Challenge> Please arrange lines from the first block of records below as a JSON list of strings, one string per line and blank lines left out, beginning at the line that contains "category-label: Experience of jobs" and stopping after the line that contains "bar-segment — [529, 195, 887, 216]".

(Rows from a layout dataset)

------------

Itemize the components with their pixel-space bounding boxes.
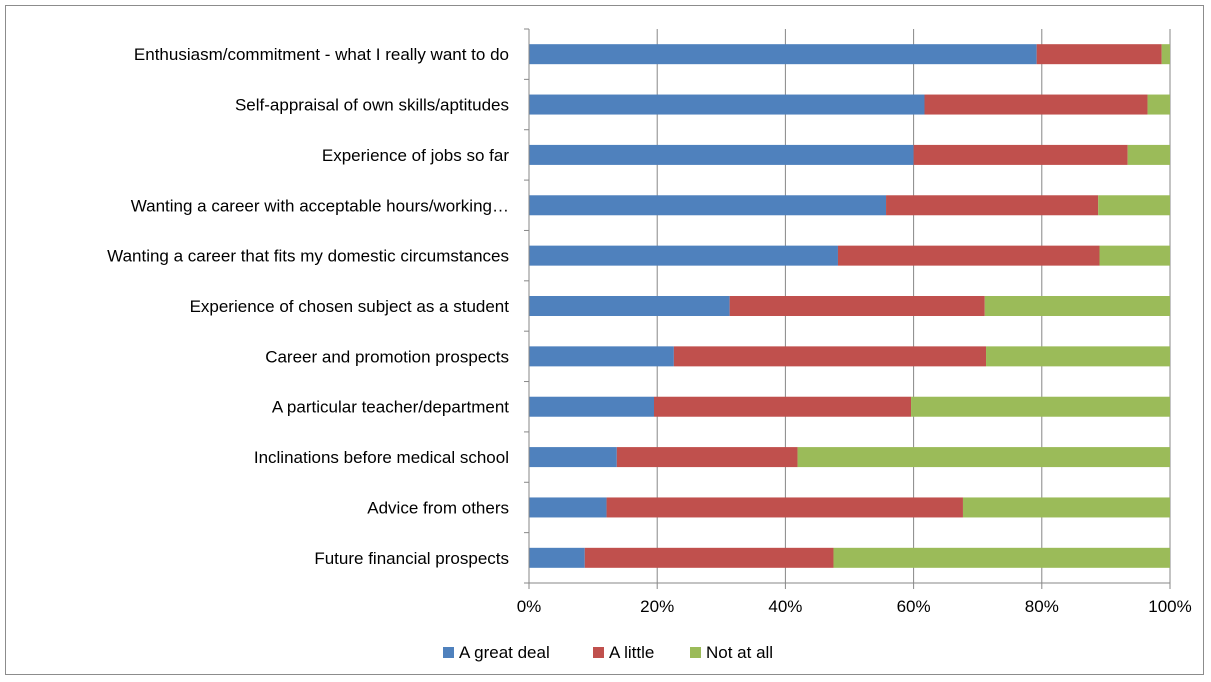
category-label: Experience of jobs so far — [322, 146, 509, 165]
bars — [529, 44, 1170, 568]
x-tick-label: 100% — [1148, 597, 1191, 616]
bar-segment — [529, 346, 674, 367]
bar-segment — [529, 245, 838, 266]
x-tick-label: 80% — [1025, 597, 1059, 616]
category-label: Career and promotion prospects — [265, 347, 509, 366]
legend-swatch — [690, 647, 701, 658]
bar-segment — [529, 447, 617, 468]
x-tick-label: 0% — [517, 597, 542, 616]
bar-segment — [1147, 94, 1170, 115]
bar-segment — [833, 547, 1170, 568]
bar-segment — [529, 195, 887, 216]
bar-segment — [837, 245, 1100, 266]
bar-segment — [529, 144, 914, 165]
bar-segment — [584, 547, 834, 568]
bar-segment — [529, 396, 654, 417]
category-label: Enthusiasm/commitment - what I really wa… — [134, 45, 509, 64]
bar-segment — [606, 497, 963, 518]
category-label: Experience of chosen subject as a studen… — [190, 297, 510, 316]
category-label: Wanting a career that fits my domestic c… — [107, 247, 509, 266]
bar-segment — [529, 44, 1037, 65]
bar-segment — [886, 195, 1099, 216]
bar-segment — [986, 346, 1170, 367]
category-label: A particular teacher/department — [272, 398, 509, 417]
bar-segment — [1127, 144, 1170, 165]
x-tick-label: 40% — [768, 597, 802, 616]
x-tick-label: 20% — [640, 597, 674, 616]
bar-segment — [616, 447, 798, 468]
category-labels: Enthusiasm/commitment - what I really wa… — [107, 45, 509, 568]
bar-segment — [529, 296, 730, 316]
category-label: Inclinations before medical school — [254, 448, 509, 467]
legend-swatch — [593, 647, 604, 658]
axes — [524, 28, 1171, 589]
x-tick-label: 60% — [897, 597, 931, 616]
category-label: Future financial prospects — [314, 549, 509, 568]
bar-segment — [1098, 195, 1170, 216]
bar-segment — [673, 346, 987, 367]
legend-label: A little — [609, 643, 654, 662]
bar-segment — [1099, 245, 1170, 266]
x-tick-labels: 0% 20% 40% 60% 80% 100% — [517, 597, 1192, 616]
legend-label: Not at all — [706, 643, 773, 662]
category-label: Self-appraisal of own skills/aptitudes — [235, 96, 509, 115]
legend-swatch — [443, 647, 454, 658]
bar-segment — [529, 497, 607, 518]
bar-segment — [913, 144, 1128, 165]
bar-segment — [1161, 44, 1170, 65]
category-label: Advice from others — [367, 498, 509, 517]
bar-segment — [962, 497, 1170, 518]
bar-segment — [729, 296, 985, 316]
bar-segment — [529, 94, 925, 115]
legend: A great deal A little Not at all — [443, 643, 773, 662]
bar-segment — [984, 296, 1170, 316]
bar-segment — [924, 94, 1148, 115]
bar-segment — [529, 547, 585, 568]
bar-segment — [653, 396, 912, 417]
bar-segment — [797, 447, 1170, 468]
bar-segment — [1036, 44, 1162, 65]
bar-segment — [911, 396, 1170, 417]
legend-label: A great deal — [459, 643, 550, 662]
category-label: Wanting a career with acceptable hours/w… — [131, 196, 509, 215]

------------

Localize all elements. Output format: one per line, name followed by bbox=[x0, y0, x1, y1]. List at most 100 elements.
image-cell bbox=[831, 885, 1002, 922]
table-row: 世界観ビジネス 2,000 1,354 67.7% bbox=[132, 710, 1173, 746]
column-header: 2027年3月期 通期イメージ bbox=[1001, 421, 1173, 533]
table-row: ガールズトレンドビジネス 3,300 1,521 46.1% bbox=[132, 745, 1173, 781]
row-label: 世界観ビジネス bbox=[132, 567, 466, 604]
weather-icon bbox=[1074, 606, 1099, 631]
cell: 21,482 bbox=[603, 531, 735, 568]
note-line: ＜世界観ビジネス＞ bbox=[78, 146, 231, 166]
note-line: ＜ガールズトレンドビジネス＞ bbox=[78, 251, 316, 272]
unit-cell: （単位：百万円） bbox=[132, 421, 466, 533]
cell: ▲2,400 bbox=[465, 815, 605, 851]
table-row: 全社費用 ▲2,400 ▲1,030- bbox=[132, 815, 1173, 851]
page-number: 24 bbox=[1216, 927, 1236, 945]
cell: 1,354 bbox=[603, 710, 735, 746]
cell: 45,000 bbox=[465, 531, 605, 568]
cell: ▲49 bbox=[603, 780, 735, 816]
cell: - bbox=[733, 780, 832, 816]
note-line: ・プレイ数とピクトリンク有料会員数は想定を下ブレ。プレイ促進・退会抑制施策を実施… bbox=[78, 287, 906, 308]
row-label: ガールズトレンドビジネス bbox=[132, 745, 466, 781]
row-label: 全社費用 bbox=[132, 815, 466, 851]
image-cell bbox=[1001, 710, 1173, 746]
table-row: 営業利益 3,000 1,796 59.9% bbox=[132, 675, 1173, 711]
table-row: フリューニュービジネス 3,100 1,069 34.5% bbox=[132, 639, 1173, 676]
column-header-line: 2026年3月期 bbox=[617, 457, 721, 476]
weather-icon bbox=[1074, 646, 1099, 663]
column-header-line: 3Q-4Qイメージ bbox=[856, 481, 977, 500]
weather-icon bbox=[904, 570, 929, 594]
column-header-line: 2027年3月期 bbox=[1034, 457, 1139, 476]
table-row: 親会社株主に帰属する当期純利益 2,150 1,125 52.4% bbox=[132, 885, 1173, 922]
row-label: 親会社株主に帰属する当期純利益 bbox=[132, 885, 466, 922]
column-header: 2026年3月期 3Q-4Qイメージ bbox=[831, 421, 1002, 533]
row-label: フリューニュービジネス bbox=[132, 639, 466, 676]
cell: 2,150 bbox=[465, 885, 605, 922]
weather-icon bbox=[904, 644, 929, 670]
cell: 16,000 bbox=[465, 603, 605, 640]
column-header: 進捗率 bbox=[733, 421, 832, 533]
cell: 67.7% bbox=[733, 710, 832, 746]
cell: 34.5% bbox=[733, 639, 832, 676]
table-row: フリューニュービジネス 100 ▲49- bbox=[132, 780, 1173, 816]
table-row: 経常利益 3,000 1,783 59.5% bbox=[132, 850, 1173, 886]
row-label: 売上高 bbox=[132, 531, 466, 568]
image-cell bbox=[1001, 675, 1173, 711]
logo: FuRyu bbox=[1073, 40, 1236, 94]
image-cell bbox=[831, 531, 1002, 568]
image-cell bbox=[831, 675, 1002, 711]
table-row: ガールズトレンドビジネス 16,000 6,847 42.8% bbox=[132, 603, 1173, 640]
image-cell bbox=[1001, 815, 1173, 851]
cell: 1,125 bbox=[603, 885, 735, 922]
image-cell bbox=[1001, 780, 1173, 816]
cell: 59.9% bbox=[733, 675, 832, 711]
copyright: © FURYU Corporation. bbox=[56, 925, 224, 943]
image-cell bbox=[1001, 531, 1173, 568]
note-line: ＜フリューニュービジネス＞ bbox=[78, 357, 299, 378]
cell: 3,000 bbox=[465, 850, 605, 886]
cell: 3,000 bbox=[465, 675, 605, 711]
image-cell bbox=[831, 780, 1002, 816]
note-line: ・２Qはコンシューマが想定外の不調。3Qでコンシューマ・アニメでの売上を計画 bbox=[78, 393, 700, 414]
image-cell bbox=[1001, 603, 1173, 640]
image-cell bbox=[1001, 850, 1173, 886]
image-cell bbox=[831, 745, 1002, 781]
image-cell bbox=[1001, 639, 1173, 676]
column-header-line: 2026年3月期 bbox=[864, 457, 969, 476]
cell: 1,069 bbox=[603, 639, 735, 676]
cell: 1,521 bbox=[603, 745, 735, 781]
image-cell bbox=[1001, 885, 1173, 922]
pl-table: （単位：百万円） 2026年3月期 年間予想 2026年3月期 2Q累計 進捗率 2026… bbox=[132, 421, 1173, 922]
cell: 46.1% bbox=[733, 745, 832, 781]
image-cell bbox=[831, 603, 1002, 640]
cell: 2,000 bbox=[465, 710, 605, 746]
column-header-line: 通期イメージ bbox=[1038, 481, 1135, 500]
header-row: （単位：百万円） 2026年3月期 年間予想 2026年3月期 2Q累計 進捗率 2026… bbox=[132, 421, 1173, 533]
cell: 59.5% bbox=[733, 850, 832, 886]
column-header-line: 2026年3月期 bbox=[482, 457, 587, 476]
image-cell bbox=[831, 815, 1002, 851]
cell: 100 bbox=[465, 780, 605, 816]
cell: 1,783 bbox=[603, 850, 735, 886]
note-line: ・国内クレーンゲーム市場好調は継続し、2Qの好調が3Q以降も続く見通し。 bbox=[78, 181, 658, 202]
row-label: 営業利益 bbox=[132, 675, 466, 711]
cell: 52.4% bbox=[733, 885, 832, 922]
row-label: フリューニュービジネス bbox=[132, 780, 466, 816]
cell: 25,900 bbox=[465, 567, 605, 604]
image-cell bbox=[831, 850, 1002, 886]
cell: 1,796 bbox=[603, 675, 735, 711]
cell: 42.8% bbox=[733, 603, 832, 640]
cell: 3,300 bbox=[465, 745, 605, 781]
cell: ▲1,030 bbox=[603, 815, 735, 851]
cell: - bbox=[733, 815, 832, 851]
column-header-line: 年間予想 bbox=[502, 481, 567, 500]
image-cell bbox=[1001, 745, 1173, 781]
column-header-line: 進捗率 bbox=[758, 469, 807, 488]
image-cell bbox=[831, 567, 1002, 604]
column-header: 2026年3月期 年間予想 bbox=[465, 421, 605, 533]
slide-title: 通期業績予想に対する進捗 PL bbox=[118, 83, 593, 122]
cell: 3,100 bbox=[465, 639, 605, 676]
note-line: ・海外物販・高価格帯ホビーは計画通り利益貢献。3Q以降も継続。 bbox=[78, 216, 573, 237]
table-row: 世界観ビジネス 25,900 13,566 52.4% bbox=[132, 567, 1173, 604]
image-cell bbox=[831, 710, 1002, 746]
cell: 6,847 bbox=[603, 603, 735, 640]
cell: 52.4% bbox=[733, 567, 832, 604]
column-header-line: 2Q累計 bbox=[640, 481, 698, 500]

------------

Task result>
[
  "category-label: Experience of jobs so far — [322, 146, 509, 165]",
  "bars — [529, 44, 1170, 568]",
  "x-tick-label: 100% — [1148, 597, 1191, 616]",
  "bar-segment — [529, 346, 674, 367]",
  "bar-segment — [529, 245, 838, 266]",
  "x-tick-label: 80% — [1025, 597, 1059, 616]",
  "category-label: Career and promotion prospects — [265, 347, 509, 366]",
  "legend-swatch — [690, 647, 701, 658]",
  "bar-segment — [529, 447, 617, 468]",
  "x-tick-label: 0% — [517, 597, 542, 616]",
  "bar-segment — [1147, 94, 1170, 115]",
  "bar-segment — [833, 547, 1170, 568]",
  "bar-segment — [529, 195, 887, 216]"
]